**Task requirements**
Leave out the pictures and return every entry exactly as it appears.

>> START Records shown

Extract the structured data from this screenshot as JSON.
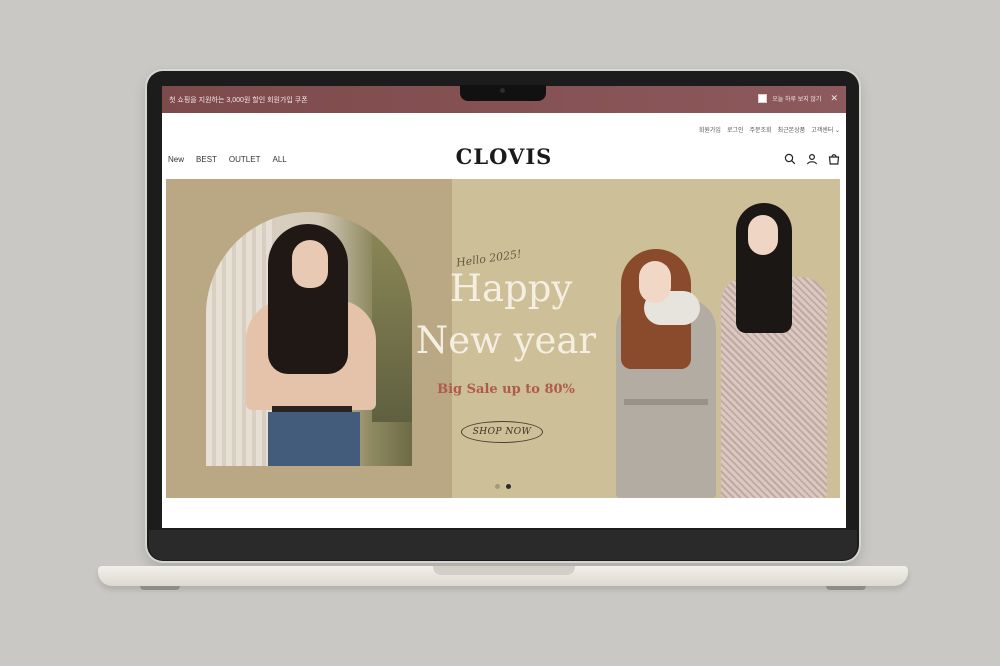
{
  "promo_bar": {
    "text": "첫 쇼핑을 지원하는 3,000원 할인 회원가입 쿠폰",
    "hide_today_label": "오늘 하루 보지 않기",
    "close_glyph": "✕"
  },
  "utility_links": [
    "회원가입",
    "로그인",
    "주문조회",
    "최근본상품",
    "고객센터"
  ],
  "header": {
    "logo": "CLOVIS",
    "nav": [
      "New",
      "BEST",
      "OUTLET",
      "ALL"
    ],
    "icons": [
      "search-icon",
      "user-icon",
      "cart-icon"
    ]
  },
  "hero": {
    "hello": "Hello 2025!",
    "headline_line1": "Happy",
    "headline_line2": "New year",
    "sale": "Big Sale up to 80%",
    "cta": "SHOP NOW",
    "slides": 2,
    "active_slide": 2
  },
  "colors": {
    "promo_bg": "#84505 2",
    "hero_bg": "#cdbf98",
    "sale_text": "#b05a4e"
  }
}
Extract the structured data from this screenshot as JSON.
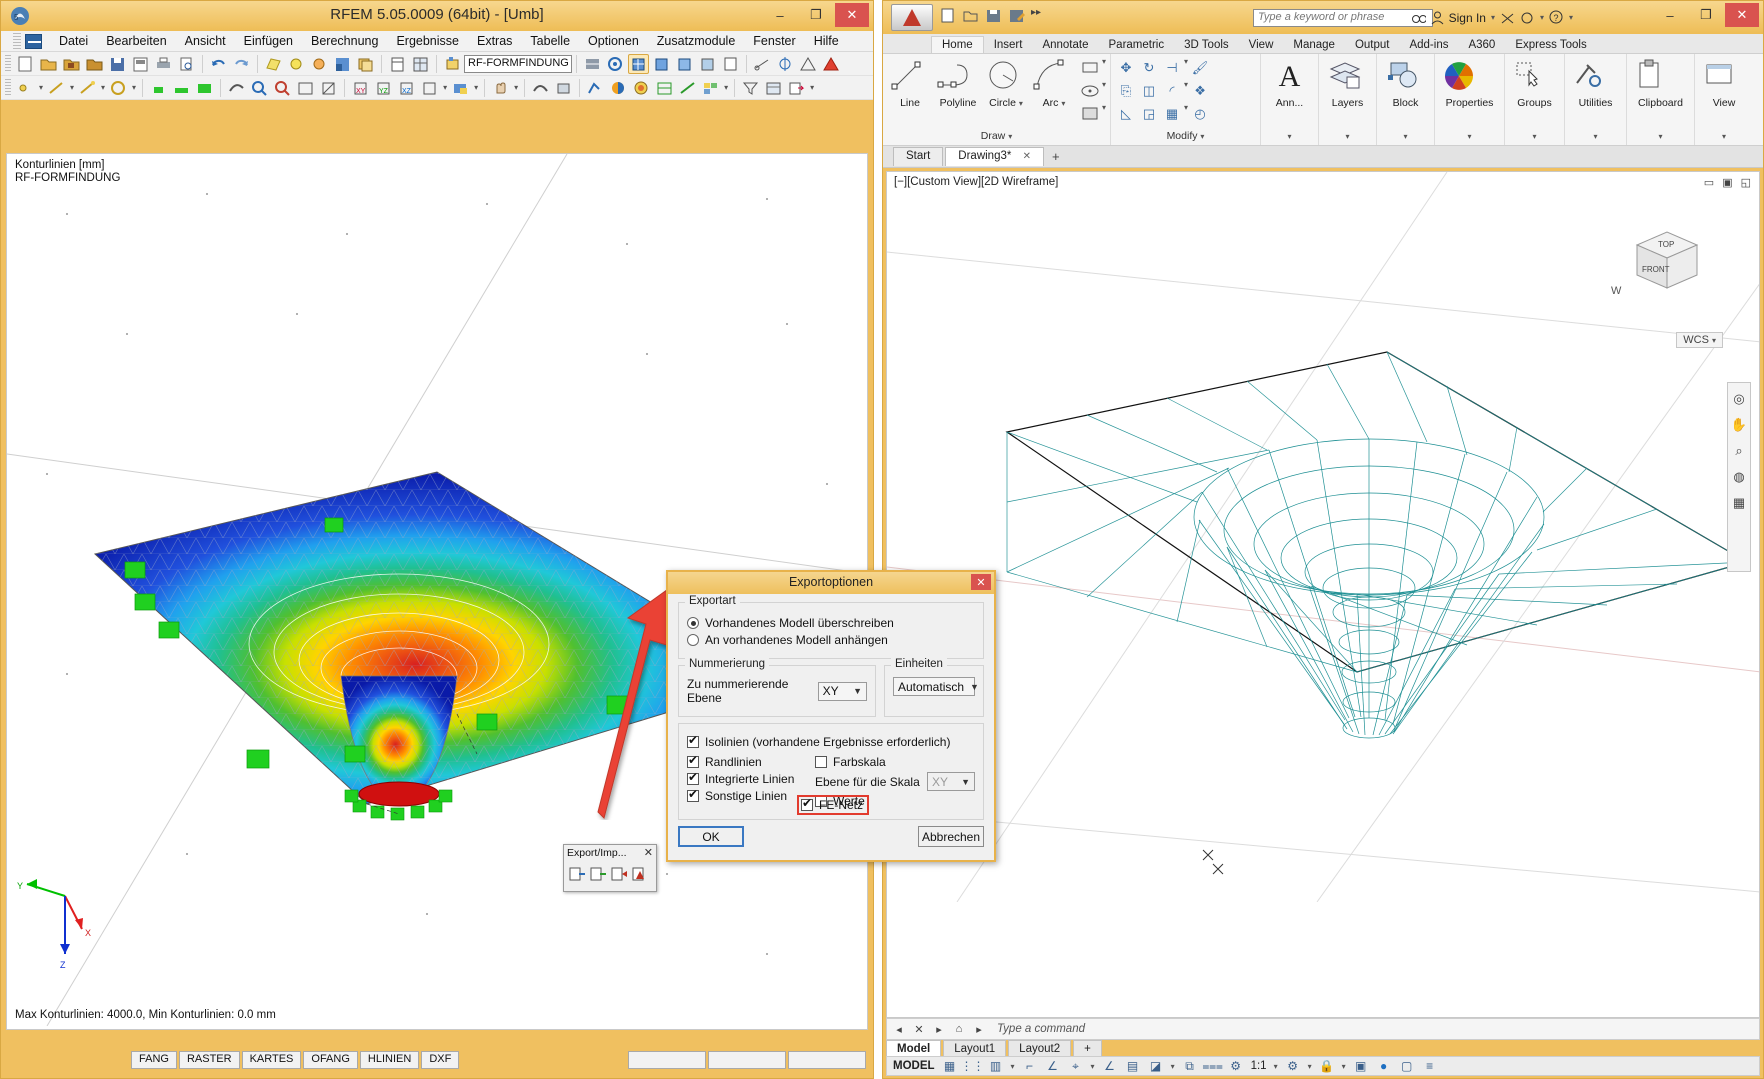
{
  "rfem": {
    "title": "RFEM 5.05.0009 (64bit) - [Umb]",
    "window_buttons": {
      "minimize": "–",
      "maximize": "❐",
      "close": "✕"
    },
    "menu": [
      "Datei",
      "Bearbeiten",
      "Ansicht",
      "Einfügen",
      "Berechnung",
      "Ergebnisse",
      "Extras",
      "Tabelle",
      "Optionen",
      "Zusatzmodule",
      "Fenster",
      "Hilfe"
    ],
    "toolbar_combo_value": "RF-FORMFINDUNG",
    "canvas_label_line1": "Konturlinien [mm]",
    "canvas_label_line2": "RF-FORMFINDUNG",
    "canvas_footer": "Max Konturlinien: 4000.0, Min Konturlinien: 0.0 mm",
    "status_panels": [
      "FANG",
      "RASTER",
      "KARTES",
      "OFANG",
      "HLINIEN",
      "DXF"
    ],
    "axis_labels": {
      "x": "X",
      "y": "Y",
      "z": "Z"
    },
    "export_toolbar": {
      "title": "Export/Imp...",
      "close": "✕"
    }
  },
  "autocad": {
    "document_title": "Drawing3.dwg",
    "search_placeholder": "Type a keyword or phrase",
    "sign_in": "Sign In",
    "window_buttons": {
      "minimize": "–",
      "maximize": "❐",
      "close": "✕"
    },
    "ribbon_tabs": [
      "Home",
      "Insert",
      "Annotate",
      "Parametric",
      "3D Tools",
      "View",
      "Manage",
      "Output",
      "Add-ins",
      "A360",
      "Express Tools"
    ],
    "active_ribbon_tab": "Home",
    "panels": [
      {
        "label": "Draw",
        "buttons": [
          "Line",
          "Polyline",
          "Circle",
          "Arc"
        ]
      },
      {
        "label": "Modify",
        "buttons": []
      },
      {
        "label": "",
        "buttons": [
          "Ann..."
        ]
      },
      {
        "label": "",
        "buttons": [
          "Layers"
        ]
      },
      {
        "label": "",
        "buttons": [
          "Block"
        ]
      },
      {
        "label": "",
        "buttons": [
          "Properties"
        ]
      },
      {
        "label": "",
        "buttons": [
          "Groups"
        ]
      },
      {
        "label": "",
        "buttons": [
          "Utilities"
        ]
      },
      {
        "label": "",
        "buttons": [
          "Clipboard"
        ]
      },
      {
        "label": "",
        "buttons": [
          "View"
        ]
      }
    ],
    "file_tabs": [
      {
        "label": "Start",
        "active": false
      },
      {
        "label": "Drawing3*",
        "active": true,
        "close": "✕"
      }
    ],
    "new_tab": "+",
    "viewport_label": "[−][Custom View][2D Wireframe]",
    "viewcube": {
      "top": "TOP",
      "front": "FRONT",
      "wcs": "WCS"
    },
    "command_placeholder": "Type a command",
    "layout_tabs": [
      "Model",
      "Layout1",
      "Layout2"
    ],
    "layout_add": "+",
    "status_model_label": "MODEL",
    "status_scale": "1:1"
  },
  "dialog": {
    "title": "Exportoptionen",
    "close_label": "✕",
    "export_group": {
      "legend": "Exportart",
      "options": [
        {
          "label": "Vorhandenes Modell überschreiben",
          "selected": true
        },
        {
          "label": "An vorhandenes Modell anhängen",
          "selected": false
        }
      ]
    },
    "numbering_group": {
      "legend": "Nummerierung",
      "field_label": "Zu nummerierende Ebene",
      "value": "XY"
    },
    "units_group": {
      "legend": "Einheiten",
      "value": "Automatisch"
    },
    "checkboxes": {
      "isolinien": {
        "label": "Isolinien (vorhandene Ergebnisse erforderlich)",
        "checked": true
      },
      "randlinien": {
        "label": "Randlinien",
        "checked": true
      },
      "integrierte": {
        "label": "Integrierte Linien",
        "checked": true
      },
      "sonstige": {
        "label": "Sonstige Linien",
        "checked": true
      },
      "farbskala": {
        "label": "Farbskala",
        "checked": false
      },
      "fenetz": {
        "label": "FE-Netz",
        "checked": true,
        "highlighted": true
      },
      "werte": {
        "label": "Werte",
        "checked": false
      }
    },
    "scale_level": {
      "label": "Ebene für die Skala",
      "value": "XY",
      "disabled": true
    },
    "buttons": {
      "ok": "OK",
      "cancel": "Abbrechen"
    }
  },
  "colors": {
    "window_chrome": "#eec05d",
    "accent_red": "#e23b2e",
    "mesh_cyan": "#1d8f93",
    "close_red": "#d9534f",
    "highlight_blue": "#3a78c2"
  }
}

>> END Records shown

**The output**
Extract the structured data from this screenshot as JSON.
{
  "promo_bar": {
    "text": "첫 쇼핑을 지원하는 3,000원 할인 회원가입 쿠폰",
    "hide_today_label": "오늘 하루 보지 않기",
    "close_glyph": "✕"
  },
  "utility_links": [
    "회원가입",
    "로그인",
    "주문조회",
    "최근본상품",
    "고객센터"
  ],
  "header": {
    "logo": "CLOVIS",
    "nav": [
      "New",
      "BEST",
      "OUTLET",
      "ALL"
    ],
    "icons": [
      "search-icon",
      "user-icon",
      "cart-icon"
    ]
  },
  "hero": {
    "hello": "Hello 2025!",
    "headline_line1": "Happy",
    "headline_line2": "New year",
    "sale": "Big Sale up to 80%",
    "cta": "SHOP NOW",
    "slides": 2,
    "active_slide": 2
  },
  "colors": {
    "promo_bg": "#84505 2",
    "hero_bg": "#cdbf98",
    "sale_text": "#b05a4e"
  }
}
Extract the structured data from this screenshot as JSON.
{
  "rfem": {
    "title": "RFEM 5.05.0009 (64bit) - [Umb]",
    "window_buttons": {
      "minimize": "–",
      "maximize": "❐",
      "close": "✕"
    },
    "menu": [
      "Datei",
      "Bearbeiten",
      "Ansicht",
      "Einfügen",
      "Berechnung",
      "Ergebnisse",
      "Extras",
      "Tabelle",
      "Optionen",
      "Zusatzmodule",
      "Fenster",
      "Hilfe"
    ],
    "toolbar_combo_value": "RF-FORMFINDUNG",
    "canvas_label_line1": "Konturlinien [mm]",
    "canvas_label_line2": "RF-FORMFINDUNG",
    "canvas_footer": "Max Konturlinien: 4000.0, Min Konturlinien: 0.0 mm",
    "status_panels": [
      "FANG",
      "RASTER",
      "KARTES",
      "OFANG",
      "HLINIEN",
      "DXF"
    ],
    "axis_labels": {
      "x": "X",
      "y": "Y",
      "z": "Z"
    },
    "export_toolbar": {
      "title": "Export/Imp...",
      "close": "✕"
    }
  },
  "autocad": {
    "document_title": "Drawing3.dwg",
    "search_placeholder": "Type a keyword or phrase",
    "sign_in": "Sign In",
    "window_buttons": {
      "minimize": "–",
      "maximize": "❐",
      "close": "✕"
    },
    "ribbon_tabs": [
      "Home",
      "Insert",
      "Annotate",
      "Parametric",
      "3D Tools",
      "View",
      "Manage",
      "Output",
      "Add-ins",
      "A360",
      "Express Tools"
    ],
    "active_ribbon_tab": "Home",
    "panels": [
      {
        "label": "Draw",
        "buttons": [
          "Line",
          "Polyline",
          "Circle",
          "Arc"
        ]
      },
      {
        "label": "Modify",
        "buttons": []
      },
      {
        "label": "",
        "buttons": [
          "Ann..."
        ]
      },
      {
        "label": "",
        "buttons": [
          "Layers"
        ]
      },
      {
        "label": "",
        "buttons": [
          "Block"
        ]
      },
      {
        "label": "",
        "buttons": [
          "Properties"
        ]
      },
      {
        "label": "",
        "buttons": [
          "Groups"
        ]
      },
      {
        "label": "",
        "buttons": [
          "Utilities"
        ]
      },
      {
        "label": "",
        "buttons": [
          "Clipboard"
        ]
      },
      {
        "label": "",
        "buttons": [
          "View"
        ]
      }
    ],
    "file_tabs": [
      {
        "label": "Start",
        "active": false
      },
      {
        "label": "Drawing3*",
        "active": true,
        "close": "✕"
      }
    ],
    "new_tab": "+",
    "viewport_label": "[−][Custom View][2D Wireframe]",
    "viewcube": {
      "top": "TOP",
      "front": "FRONT",
      "wcs": "WCS"
    },
    "command_placeholder": "Type a command",
    "layout_tabs": [
      "Model",
      "Layout1",
      "Layout2"
    ],
    "layout_add": "+",
    "status_model_label": "MODEL",
    "status_scale": "1:1"
  },
  "dialog": {
    "title": "Exportoptionen",
    "close_label": "✕",
    "export_group": {
      "legend": "Exportart",
      "options": [
        {
          "label": "Vorhandenes Modell überschreiben",
          "selected": true
        },
        {
          "label": "An vorhandenes Modell anhängen",
          "selected": false
        }
      ]
    },
    "numbering_group": {
      "legend": "Nummerierung",
      "field_label": "Zu nummerierende Ebene",
      "value": "XY"
    },
    "units_group": {
      "legend": "Einheiten",
      "value": "Automatisch"
    },
    "checkboxes": {
      "isolinien": {
        "label": "Isolinien (vorhandene Ergebnisse erforderlich)",
        "checked": true
      },
      "randlinien": {
        "label": "Randlinien",
        "checked": true
      },
      "integrierte": {
        "label": "Integrierte Linien",
        "checked": true
      },
      "sonstige": {
        "label": "Sonstige Linien",
        "checked": true
      },
      "farbskala": {
        "label": "Farbskala",
        "checked": false
      },
      "fenetz": {
        "label": "FE-Netz",
        "checked": true,
        "highlighted": true
      },
      "werte": {
        "label": "Werte",
        "checked": false
      }
    },
    "scale_level": {
      "label": "Ebene für die Skala",
      "value": "XY",
      "disabled": true
    },
    "buttons": {
      "ok": "OK",
      "cancel": "Abbrechen"
    }
  },
  "colors": {
    "window_chrome": "#eec05d",
    "accent_red": "#e23b2e",
    "mesh_cyan": "#1d8f93",
    "close_red": "#d9534f",
    "highlight_blue": "#3a78c2"
  }
}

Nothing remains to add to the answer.